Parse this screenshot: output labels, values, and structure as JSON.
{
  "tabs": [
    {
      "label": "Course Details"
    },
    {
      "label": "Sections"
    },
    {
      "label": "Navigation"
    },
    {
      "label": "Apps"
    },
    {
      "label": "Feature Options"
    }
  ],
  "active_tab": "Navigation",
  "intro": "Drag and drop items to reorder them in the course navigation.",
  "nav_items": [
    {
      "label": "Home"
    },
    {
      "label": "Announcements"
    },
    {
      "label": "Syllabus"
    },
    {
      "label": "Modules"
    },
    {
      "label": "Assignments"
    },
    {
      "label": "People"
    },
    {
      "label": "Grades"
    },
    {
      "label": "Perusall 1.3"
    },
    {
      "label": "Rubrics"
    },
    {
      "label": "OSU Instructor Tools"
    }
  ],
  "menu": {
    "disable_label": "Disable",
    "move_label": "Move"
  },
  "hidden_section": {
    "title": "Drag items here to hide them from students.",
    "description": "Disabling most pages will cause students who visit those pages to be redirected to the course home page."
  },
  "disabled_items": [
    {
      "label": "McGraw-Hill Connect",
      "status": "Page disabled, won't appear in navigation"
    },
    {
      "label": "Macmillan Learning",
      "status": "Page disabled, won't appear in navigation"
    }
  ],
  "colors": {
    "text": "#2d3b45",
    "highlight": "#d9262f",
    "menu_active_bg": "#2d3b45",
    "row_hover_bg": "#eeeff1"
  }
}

++++++

## TASK TO CARRY OUT
Return nothing except the number of lines that include the string "Drag".

## SOLUTION BELOW
2